(TASK INSTRUCTIONS)
Using the entries that follow, collect the lines where the word "content" appears.

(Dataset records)
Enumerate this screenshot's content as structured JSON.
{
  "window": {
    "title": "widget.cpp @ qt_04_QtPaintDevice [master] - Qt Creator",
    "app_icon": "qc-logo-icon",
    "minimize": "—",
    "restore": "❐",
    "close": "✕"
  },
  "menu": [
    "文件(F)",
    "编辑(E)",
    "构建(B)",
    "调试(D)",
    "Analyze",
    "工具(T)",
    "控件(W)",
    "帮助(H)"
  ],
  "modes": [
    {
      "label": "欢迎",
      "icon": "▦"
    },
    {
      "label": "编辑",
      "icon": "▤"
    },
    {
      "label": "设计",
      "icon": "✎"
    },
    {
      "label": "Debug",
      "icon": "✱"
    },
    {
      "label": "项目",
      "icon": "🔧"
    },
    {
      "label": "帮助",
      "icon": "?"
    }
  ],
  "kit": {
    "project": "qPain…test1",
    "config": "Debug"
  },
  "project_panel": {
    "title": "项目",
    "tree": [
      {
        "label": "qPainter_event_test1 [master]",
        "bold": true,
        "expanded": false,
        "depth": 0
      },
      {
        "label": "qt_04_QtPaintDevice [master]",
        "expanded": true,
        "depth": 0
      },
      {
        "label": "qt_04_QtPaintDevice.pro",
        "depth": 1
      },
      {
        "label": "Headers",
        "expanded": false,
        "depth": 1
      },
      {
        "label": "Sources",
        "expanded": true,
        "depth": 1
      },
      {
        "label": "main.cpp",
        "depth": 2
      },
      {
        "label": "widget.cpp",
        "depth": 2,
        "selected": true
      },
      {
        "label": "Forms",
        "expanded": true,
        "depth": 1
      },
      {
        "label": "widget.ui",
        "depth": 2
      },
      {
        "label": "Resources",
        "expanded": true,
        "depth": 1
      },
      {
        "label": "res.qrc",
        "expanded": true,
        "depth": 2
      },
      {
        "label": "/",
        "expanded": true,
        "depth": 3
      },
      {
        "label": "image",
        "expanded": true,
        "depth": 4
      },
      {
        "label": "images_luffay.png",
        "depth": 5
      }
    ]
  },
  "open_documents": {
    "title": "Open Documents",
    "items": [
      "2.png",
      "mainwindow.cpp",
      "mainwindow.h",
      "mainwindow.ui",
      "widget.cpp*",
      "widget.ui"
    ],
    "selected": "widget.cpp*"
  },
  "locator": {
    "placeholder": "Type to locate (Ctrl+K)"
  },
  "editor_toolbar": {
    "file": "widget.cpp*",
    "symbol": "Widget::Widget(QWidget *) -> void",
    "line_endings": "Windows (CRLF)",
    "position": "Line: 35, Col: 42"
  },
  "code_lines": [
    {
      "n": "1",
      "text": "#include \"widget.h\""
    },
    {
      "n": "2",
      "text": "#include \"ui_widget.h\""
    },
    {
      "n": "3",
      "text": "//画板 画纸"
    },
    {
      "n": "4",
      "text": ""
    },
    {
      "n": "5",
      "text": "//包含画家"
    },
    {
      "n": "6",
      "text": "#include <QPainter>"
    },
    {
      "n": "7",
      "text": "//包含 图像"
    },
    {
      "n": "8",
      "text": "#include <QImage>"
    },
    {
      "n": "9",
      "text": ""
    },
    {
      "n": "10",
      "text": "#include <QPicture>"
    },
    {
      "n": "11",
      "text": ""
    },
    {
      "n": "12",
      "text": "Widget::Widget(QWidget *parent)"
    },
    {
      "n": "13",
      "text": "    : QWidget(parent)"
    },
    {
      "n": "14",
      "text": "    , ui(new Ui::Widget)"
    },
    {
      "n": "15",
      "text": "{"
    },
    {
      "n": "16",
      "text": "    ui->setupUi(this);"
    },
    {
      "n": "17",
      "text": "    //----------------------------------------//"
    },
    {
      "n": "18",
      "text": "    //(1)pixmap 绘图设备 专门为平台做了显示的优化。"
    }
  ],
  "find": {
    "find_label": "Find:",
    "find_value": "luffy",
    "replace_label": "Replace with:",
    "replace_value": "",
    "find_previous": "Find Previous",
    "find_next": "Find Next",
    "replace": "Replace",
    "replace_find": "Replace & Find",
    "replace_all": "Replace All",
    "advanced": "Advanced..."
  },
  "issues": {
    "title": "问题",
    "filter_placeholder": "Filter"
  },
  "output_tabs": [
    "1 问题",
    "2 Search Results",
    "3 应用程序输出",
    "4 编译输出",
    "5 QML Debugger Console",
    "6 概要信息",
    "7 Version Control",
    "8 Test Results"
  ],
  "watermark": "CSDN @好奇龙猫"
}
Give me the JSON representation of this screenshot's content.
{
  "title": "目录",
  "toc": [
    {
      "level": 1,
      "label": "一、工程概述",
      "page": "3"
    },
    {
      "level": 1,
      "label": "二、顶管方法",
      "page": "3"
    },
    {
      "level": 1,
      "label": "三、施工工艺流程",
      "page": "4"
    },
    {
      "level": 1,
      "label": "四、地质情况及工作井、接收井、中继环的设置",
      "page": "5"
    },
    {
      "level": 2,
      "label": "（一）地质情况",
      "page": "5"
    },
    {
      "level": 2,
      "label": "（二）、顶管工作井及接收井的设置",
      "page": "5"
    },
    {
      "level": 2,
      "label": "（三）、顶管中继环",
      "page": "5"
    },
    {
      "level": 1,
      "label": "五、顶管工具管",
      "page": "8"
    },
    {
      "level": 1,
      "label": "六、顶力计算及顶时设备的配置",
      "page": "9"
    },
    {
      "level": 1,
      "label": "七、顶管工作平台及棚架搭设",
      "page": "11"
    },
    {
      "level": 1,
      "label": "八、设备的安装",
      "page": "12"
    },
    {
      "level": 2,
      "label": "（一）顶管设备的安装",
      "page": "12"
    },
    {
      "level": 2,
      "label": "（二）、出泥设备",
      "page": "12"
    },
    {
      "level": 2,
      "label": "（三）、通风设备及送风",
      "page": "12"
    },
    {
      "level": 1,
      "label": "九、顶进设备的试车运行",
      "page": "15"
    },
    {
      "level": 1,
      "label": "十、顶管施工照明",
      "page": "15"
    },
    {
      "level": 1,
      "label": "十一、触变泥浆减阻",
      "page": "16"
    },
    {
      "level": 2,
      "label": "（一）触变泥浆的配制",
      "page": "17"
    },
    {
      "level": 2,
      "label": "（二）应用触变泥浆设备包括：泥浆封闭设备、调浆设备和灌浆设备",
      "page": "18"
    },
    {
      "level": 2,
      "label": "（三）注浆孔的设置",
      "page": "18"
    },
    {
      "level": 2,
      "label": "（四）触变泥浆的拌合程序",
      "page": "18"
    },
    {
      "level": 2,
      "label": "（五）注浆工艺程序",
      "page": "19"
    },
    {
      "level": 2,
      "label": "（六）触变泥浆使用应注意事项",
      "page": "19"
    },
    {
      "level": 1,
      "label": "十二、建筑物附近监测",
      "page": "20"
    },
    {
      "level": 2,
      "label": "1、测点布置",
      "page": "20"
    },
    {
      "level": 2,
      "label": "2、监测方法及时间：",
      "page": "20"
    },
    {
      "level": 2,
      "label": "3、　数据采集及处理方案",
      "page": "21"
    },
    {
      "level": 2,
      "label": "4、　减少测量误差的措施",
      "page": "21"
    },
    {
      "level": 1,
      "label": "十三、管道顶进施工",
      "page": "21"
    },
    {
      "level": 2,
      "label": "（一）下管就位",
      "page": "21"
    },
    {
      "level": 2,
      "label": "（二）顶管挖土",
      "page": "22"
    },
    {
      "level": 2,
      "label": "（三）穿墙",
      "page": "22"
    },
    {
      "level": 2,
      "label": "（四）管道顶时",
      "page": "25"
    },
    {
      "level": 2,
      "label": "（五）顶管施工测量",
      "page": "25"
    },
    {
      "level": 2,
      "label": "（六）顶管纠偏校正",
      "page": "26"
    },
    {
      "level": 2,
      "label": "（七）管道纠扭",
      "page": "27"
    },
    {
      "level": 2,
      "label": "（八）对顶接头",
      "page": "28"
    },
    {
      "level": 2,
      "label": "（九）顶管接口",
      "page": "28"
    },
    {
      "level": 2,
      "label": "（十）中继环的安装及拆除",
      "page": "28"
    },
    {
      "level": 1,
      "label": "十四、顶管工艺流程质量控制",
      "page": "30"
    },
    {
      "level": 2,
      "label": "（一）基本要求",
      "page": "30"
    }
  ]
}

(COMPLETE RESPONSE)
Enumerate this screenshot's content as structured JSON.
Give me the JSON representation of this screenshot's content.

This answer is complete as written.